Records excerpted from a collection
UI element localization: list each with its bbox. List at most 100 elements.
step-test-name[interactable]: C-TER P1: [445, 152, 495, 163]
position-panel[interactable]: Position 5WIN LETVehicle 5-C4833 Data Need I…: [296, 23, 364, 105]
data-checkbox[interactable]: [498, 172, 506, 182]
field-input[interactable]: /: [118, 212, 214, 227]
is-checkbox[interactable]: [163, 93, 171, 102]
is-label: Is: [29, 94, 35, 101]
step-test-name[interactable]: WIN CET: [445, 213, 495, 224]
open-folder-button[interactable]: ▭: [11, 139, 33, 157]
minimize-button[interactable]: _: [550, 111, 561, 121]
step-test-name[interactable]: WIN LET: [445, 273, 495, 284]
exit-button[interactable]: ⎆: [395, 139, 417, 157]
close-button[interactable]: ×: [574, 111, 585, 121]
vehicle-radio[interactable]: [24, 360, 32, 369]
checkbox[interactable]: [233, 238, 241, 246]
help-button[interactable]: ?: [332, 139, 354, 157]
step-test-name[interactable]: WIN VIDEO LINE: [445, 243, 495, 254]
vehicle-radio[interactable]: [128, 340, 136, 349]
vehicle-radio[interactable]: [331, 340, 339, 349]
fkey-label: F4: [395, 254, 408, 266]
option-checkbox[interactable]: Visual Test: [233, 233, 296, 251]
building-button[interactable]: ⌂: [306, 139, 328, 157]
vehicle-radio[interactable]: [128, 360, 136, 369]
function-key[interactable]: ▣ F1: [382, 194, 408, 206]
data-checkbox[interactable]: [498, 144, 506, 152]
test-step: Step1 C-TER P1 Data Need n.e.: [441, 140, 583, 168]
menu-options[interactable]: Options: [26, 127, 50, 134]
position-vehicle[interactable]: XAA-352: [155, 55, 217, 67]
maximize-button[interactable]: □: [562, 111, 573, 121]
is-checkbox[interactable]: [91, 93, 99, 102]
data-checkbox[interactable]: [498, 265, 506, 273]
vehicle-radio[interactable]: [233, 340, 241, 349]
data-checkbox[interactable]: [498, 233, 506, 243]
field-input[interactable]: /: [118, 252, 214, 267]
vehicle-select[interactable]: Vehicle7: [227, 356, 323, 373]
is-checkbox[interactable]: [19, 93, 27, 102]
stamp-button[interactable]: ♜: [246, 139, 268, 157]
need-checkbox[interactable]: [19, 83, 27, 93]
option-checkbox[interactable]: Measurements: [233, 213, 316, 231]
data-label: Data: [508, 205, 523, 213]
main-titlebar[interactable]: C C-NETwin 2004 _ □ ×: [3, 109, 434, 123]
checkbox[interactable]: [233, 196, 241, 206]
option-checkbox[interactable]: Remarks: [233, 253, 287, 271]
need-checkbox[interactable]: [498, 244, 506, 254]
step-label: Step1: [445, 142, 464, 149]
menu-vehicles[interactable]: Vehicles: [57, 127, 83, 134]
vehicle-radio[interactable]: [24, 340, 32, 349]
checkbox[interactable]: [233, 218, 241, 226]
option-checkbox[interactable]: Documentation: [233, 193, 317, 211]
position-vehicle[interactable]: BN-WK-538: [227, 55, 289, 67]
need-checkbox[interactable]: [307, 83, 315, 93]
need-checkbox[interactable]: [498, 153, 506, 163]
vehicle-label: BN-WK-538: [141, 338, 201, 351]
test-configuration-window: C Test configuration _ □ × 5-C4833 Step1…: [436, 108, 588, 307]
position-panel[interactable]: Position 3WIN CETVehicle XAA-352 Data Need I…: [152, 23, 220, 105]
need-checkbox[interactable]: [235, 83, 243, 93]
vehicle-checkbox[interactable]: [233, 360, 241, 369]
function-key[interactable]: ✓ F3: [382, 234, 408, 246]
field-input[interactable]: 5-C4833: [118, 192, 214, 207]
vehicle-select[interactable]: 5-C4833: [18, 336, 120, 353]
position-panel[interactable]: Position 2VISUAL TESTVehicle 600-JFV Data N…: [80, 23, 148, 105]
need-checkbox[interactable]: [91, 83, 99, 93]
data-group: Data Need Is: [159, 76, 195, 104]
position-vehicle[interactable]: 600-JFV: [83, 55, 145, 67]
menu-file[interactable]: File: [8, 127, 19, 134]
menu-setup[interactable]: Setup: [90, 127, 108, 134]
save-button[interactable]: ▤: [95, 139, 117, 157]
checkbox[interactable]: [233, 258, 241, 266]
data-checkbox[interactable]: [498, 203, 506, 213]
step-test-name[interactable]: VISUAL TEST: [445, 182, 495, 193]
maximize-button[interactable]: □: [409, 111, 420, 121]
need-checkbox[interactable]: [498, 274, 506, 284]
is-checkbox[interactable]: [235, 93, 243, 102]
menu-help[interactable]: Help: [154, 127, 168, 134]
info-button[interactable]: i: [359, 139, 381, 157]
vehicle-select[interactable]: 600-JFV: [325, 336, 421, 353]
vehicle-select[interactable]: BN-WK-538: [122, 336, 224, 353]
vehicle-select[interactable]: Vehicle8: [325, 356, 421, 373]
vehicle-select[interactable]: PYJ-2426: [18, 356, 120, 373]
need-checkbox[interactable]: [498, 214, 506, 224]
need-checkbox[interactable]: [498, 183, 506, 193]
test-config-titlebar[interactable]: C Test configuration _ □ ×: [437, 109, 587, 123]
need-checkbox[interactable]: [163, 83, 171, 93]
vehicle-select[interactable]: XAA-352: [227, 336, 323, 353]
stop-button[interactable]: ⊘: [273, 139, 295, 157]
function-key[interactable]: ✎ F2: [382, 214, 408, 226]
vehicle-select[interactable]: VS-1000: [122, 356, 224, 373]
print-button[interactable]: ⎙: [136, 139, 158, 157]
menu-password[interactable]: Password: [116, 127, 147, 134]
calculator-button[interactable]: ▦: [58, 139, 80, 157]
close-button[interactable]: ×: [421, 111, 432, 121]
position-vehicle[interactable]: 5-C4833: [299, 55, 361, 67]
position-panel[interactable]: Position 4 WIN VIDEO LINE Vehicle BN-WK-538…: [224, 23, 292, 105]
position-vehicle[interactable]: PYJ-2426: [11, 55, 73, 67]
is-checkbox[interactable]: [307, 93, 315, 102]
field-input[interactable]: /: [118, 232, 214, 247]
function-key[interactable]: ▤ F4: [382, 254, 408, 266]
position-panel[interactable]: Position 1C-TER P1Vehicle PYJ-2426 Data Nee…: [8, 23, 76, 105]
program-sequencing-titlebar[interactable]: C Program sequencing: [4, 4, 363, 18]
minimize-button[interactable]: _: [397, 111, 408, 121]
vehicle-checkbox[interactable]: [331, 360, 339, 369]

EXERCISE DIRECTIONS → Retype every line of the listing above word for word.

RESULT →
UI element localization: list each with its bbox. List at most 100 elements.
step-test-name[interactable]: C-TER P1: [445, 152, 495, 163]
position-panel[interactable]: Position 5WIN LETVehicle 5-C4833 Data Need I…: [296, 23, 364, 105]
data-checkbox[interactable]: [498, 172, 506, 182]
field-input[interactable]: /: [118, 212, 214, 227]
is-checkbox[interactable]: [163, 93, 171, 102]
is-label: Is: [29, 94, 35, 101]
step-test-name[interactable]: WIN CET: [445, 213, 495, 224]
open-folder-button[interactable]: ▭: [11, 139, 33, 157]
minimize-button[interactable]: _: [550, 111, 561, 121]
step-test-name[interactable]: WIN LET: [445, 273, 495, 284]
exit-button[interactable]: ⎆: [395, 139, 417, 157]
close-button[interactable]: ×: [574, 111, 585, 121]
vehicle-radio[interactable]: [24, 360, 32, 369]
checkbox[interactable]: [233, 238, 241, 246]
help-button[interactable]: ?: [332, 139, 354, 157]
step-test-name[interactable]: WIN VIDEO LINE: [445, 243, 495, 254]
vehicle-radio[interactable]: [128, 340, 136, 349]
vehicle-radio[interactable]: [331, 340, 339, 349]
fkey-label: F4: [395, 254, 408, 266]
option-checkbox[interactable]: Visual Test: [233, 233, 296, 251]
building-button[interactable]: ⌂: [306, 139, 328, 157]
vehicle-radio[interactable]: [128, 360, 136, 369]
function-key[interactable]: ▣ F1: [382, 194, 408, 206]
data-checkbox[interactable]: [498, 144, 506, 152]
test-step: Step1 C-TER P1 Data Need n.e.: [441, 140, 583, 168]
menu-options[interactable]: Options: [26, 127, 50, 134]
position-vehicle[interactable]: XAA-352: [155, 55, 217, 67]
maximize-button[interactable]: □: [562, 111, 573, 121]
is-checkbox[interactable]: [91, 93, 99, 102]
data-checkbox[interactable]: [498, 265, 506, 273]
vehicle-radio[interactable]: [233, 340, 241, 349]
data-checkbox[interactable]: [498, 233, 506, 243]
field-input[interactable]: /: [118, 252, 214, 267]
vehicle-select[interactable]: Vehicle7: [227, 356, 323, 373]
is-checkbox[interactable]: [19, 93, 27, 102]
stamp-button[interactable]: ♜: [246, 139, 268, 157]
need-checkbox[interactable]: [19, 83, 27, 93]
option-checkbox[interactable]: Measurements: [233, 213, 316, 231]
data-label: Data: [508, 205, 523, 213]
main-titlebar[interactable]: C C-NETwin 2004 _ □ ×: [3, 109, 434, 123]
checkbox[interactable]: [233, 196, 241, 206]
option-checkbox[interactable]: Remarks: [233, 253, 287, 271]
need-checkbox[interactable]: [498, 244, 506, 254]
step-label: Step1: [445, 142, 464, 149]
menu-vehicles[interactable]: Vehicles: [57, 127, 83, 134]
vehicle-radio[interactable]: [24, 340, 32, 349]
checkbox[interactable]: [233, 218, 241, 226]
option-checkbox[interactable]: Documentation: [233, 193, 317, 211]
position-vehicle[interactable]: BN-WK-538: [227, 55, 289, 67]
need-checkbox[interactable]: [307, 83, 315, 93]
need-checkbox[interactable]: [498, 153, 506, 163]
vehicle-label: BN-WK-538: [141, 338, 201, 351]
test-configuration-window: C Test configuration _ □ × 5-C4833 Step1…: [436, 108, 588, 307]
position-panel[interactable]: Position 3WIN CETVehicle XAA-352 Data Need I…: [152, 23, 220, 105]
need-checkbox[interactable]: [235, 83, 243, 93]
vehicle-checkbox[interactable]: [233, 360, 241, 369]
function-key[interactable]: ✓ F3: [382, 234, 408, 246]
field-input[interactable]: 5-C4833: [118, 192, 214, 207]
vehicle-select[interactable]: 5-C4833: [18, 336, 120, 353]
position-panel[interactable]: Position 2VISUAL TESTVehicle 600-JFV Data N…: [80, 23, 148, 105]
need-checkbox[interactable]: [91, 83, 99, 93]
data-group: Data Need Is: [159, 76, 195, 104]
position-vehicle[interactable]: 600-JFV: [83, 55, 145, 67]
menu-file[interactable]: File: [8, 127, 19, 134]
menu-setup[interactable]: Setup: [90, 127, 108, 134]
save-button[interactable]: ▤: [95, 139, 117, 157]
checkbox[interactable]: [233, 258, 241, 266]
data-checkbox[interactable]: [498, 203, 506, 213]
step-test-name[interactable]: VISUAL TEST: [445, 182, 495, 193]
maximize-button[interactable]: □: [409, 111, 420, 121]
need-checkbox[interactable]: [498, 274, 506, 284]
is-checkbox[interactable]: [235, 93, 243, 102]
menu-help[interactable]: Help: [154, 127, 168, 134]
info-button[interactable]: i: [359, 139, 381, 157]
vehicle-select[interactable]: 600-JFV: [325, 336, 421, 353]
vehicle-select[interactable]: BN-WK-538: [122, 336, 224, 353]
vehicle-select[interactable]: Vehicle8: [325, 356, 421, 373]
vehicle-select[interactable]: PYJ-2426: [18, 356, 120, 373]
need-checkbox[interactable]: [498, 214, 506, 224]
need-checkbox[interactable]: [498, 183, 506, 193]
test-config-titlebar[interactable]: C Test configuration _ □ ×: [437, 109, 587, 123]
need-checkbox[interactable]: [163, 83, 171, 93]
vehicle-select[interactable]: XAA-352: [227, 336, 323, 353]
stop-button[interactable]: ⊘: [273, 139, 295, 157]
function-key[interactable]: ✎ F2: [382, 214, 408, 226]
vehicle-select[interactable]: VS-1000: [122, 356, 224, 373]
print-button[interactable]: ⎙: [136, 139, 158, 157]
menu-password[interactable]: Password: [116, 127, 147, 134]
calculator-button[interactable]: ▦: [58, 139, 80, 157]
close-button[interactable]: ×: [421, 111, 432, 121]
position-vehicle[interactable]: 5-C4833: [299, 55, 361, 67]
position-panel[interactable]: Position 4 WIN VIDEO LINE Vehicle BN-WK-538…: [224, 23, 292, 105]
position-vehicle[interactable]: PYJ-2426: [11, 55, 73, 67]
is-checkbox[interactable]: [307, 93, 315, 102]
field-input[interactable]: /: [118, 232, 214, 247]
function-key[interactable]: ▤ F4: [382, 254, 408, 266]
position-panel[interactable]: Position 1C-TER P1Vehicle PYJ-2426 Data Nee…: [8, 23, 76, 105]
program-sequencing-titlebar[interactable]: C Program sequencing: [4, 4, 363, 18]
minimize-button[interactable]: _: [397, 111, 408, 121]
vehicle-checkbox[interactable]: [331, 360, 339, 369]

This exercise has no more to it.